▸ THE TASK
Scan the records below. List lines holding "ſemper".

▸ INFORMATION GIVEN
(begin)
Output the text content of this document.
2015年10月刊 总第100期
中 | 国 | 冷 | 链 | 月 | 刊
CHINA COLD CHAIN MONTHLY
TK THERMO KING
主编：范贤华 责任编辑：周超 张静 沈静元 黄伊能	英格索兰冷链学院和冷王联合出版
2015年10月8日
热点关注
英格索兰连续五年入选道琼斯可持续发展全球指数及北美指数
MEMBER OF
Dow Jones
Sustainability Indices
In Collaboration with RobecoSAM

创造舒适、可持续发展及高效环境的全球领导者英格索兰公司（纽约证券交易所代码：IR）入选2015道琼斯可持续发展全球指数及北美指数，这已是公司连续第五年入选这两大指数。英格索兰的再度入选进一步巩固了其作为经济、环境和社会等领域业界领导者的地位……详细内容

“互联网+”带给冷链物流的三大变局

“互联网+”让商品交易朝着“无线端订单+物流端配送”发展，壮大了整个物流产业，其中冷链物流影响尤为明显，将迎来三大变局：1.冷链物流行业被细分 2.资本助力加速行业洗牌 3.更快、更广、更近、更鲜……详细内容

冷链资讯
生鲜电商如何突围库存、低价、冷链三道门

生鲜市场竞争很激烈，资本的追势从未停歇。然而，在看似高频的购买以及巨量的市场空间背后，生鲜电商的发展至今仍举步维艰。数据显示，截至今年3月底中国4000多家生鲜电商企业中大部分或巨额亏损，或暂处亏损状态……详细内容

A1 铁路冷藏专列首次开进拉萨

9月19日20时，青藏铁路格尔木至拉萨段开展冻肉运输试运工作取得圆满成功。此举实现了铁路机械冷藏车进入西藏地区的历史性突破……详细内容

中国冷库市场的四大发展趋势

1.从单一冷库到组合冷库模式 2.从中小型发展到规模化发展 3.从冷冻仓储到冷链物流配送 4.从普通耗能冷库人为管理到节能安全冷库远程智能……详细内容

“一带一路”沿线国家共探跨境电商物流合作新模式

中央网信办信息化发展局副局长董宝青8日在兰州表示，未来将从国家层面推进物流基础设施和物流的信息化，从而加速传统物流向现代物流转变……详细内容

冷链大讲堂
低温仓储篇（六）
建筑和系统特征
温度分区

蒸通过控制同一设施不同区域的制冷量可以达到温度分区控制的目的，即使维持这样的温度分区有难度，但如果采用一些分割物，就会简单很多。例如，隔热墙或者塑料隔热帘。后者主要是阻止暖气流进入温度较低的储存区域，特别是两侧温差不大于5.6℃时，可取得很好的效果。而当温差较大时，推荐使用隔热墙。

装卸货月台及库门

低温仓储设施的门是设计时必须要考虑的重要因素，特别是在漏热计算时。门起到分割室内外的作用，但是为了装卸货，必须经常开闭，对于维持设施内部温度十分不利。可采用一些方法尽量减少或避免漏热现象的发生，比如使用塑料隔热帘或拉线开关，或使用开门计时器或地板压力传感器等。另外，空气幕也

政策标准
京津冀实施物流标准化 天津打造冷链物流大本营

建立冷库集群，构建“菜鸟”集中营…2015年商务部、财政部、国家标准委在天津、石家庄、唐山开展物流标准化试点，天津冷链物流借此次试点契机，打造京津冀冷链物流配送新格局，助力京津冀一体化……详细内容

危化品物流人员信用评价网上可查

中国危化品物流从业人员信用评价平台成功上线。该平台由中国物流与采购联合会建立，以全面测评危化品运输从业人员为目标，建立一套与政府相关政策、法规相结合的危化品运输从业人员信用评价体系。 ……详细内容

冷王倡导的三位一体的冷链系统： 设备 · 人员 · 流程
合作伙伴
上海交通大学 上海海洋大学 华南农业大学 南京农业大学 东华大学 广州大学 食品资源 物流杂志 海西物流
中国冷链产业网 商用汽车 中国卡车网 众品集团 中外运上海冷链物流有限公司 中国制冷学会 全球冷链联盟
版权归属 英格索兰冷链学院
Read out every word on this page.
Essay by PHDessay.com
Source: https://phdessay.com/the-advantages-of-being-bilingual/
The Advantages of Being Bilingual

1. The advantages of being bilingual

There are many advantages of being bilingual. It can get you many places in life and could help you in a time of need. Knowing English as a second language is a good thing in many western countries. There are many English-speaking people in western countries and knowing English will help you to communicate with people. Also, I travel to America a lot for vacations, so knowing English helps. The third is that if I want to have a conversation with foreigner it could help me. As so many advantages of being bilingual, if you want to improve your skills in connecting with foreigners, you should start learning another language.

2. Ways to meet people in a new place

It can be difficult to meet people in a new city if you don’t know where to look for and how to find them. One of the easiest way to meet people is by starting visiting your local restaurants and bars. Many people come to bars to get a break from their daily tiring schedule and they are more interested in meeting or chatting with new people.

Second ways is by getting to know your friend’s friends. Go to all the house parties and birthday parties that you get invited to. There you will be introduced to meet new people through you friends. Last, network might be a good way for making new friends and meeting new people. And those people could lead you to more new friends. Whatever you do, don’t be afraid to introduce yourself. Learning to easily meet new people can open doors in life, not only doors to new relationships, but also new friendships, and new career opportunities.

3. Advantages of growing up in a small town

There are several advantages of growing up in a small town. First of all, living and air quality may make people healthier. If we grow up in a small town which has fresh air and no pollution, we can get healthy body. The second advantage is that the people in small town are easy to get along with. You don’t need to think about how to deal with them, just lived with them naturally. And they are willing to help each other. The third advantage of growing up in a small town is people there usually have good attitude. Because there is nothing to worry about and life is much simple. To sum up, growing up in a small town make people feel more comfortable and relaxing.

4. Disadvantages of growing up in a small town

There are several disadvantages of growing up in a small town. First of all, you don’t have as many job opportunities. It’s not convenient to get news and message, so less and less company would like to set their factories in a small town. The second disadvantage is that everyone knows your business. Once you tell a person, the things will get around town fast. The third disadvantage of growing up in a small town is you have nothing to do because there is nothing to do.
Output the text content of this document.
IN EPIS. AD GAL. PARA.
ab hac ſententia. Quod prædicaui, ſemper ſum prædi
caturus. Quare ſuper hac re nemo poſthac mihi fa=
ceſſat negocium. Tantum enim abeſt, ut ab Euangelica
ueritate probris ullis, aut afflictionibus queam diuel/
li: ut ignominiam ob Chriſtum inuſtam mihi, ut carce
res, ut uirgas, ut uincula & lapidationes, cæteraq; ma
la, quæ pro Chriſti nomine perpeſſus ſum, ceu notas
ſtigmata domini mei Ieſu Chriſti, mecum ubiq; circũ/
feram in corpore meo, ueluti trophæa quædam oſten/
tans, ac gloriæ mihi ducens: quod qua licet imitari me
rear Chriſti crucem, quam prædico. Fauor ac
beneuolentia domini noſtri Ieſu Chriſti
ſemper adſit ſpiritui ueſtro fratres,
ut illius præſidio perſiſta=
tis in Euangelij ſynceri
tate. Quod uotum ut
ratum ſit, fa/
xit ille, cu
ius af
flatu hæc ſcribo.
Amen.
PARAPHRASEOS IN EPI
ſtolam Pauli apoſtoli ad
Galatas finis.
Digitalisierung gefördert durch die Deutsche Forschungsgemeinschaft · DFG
(end)
▸ TASK OUTPUT
ab hac ſententia. Quod prædicaui, ſemper ſum prædi
ſemper adſit ſpiritui ueſtro fratres,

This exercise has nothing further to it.